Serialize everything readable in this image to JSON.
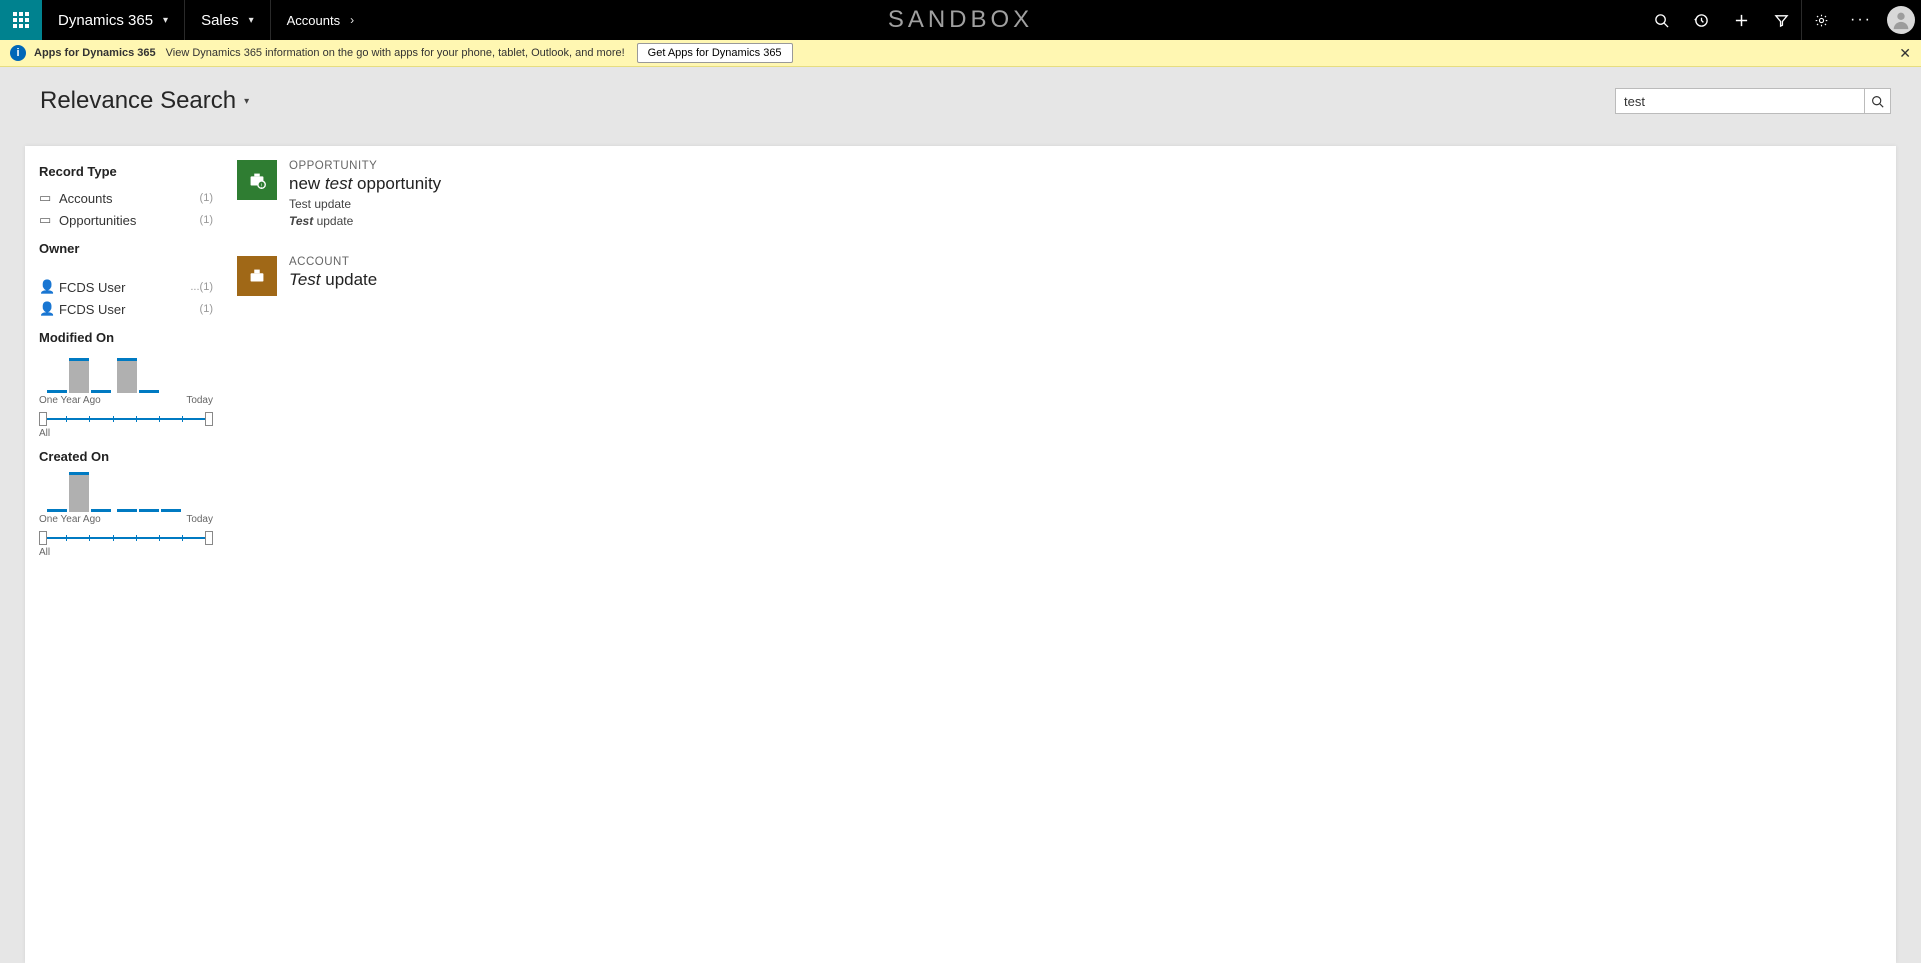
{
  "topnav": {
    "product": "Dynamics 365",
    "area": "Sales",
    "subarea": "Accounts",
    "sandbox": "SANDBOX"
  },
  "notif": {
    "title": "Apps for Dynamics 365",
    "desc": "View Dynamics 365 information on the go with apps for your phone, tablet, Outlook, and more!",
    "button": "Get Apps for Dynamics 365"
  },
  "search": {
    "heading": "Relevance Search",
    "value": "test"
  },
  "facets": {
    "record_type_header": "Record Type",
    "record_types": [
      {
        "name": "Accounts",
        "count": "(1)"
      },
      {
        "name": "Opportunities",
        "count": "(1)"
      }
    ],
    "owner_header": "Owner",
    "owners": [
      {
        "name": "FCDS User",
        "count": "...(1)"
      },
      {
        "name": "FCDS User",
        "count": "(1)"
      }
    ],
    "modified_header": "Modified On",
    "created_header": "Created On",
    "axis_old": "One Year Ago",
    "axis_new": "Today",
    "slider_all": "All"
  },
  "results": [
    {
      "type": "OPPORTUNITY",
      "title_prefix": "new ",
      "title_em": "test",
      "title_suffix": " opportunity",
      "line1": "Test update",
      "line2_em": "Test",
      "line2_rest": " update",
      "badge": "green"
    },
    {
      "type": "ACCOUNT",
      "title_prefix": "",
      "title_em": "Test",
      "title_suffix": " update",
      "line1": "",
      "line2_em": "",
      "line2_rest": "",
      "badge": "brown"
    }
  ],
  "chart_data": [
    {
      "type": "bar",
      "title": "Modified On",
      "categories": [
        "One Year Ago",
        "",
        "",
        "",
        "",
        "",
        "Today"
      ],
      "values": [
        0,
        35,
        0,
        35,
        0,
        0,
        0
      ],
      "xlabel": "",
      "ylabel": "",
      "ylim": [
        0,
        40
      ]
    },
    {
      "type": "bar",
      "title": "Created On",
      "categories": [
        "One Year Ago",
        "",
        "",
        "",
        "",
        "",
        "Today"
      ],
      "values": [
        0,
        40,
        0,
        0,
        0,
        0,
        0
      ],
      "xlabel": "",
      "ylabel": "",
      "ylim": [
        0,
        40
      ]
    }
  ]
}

────────────────

Transcribe all the records above word for word, without their images.

**WRITTEN SOLUTION**
Serialize everything readable in this image to JSON.
{
  "topnav": {
    "product": "Dynamics 365",
    "area": "Sales",
    "subarea": "Accounts",
    "sandbox": "SANDBOX"
  },
  "notif": {
    "title": "Apps for Dynamics 365",
    "desc": "View Dynamics 365 information on the go with apps for your phone, tablet, Outlook, and more!",
    "button": "Get Apps for Dynamics 365"
  },
  "search": {
    "heading": "Relevance Search",
    "value": "test"
  },
  "facets": {
    "record_type_header": "Record Type",
    "record_types": [
      {
        "name": "Accounts",
        "count": "(1)"
      },
      {
        "name": "Opportunities",
        "count": "(1)"
      }
    ],
    "owner_header": "Owner",
    "owners": [
      {
        "name": "FCDS User",
        "count": "...(1)"
      },
      {
        "name": "FCDS User",
        "count": "(1)"
      }
    ],
    "modified_header": "Modified On",
    "created_header": "Created On",
    "axis_old": "One Year Ago",
    "axis_new": "Today",
    "slider_all": "All"
  },
  "results": [
    {
      "type": "OPPORTUNITY",
      "title_prefix": "new ",
      "title_em": "test",
      "title_suffix": " opportunity",
      "line1": "Test update",
      "line2_em": "Test",
      "line2_rest": " update",
      "badge": "green"
    },
    {
      "type": "ACCOUNT",
      "title_prefix": "",
      "title_em": "Test",
      "title_suffix": " update",
      "line1": "",
      "line2_em": "",
      "line2_rest": "",
      "badge": "brown"
    }
  ],
  "chart_data": [
    {
      "type": "bar",
      "title": "Modified On",
      "categories": [
        "One Year Ago",
        "",
        "",
        "",
        "",
        "",
        "Today"
      ],
      "values": [
        0,
        35,
        0,
        35,
        0,
        0,
        0
      ],
      "xlabel": "",
      "ylabel": "",
      "ylim": [
        0,
        40
      ]
    },
    {
      "type": "bar",
      "title": "Created On",
      "categories": [
        "One Year Ago",
        "",
        "",
        "",
        "",
        "",
        "Today"
      ],
      "values": [
        0,
        40,
        0,
        0,
        0,
        0,
        0
      ],
      "xlabel": "",
      "ylabel": "",
      "ylim": [
        0,
        40
      ]
    }
  ]
}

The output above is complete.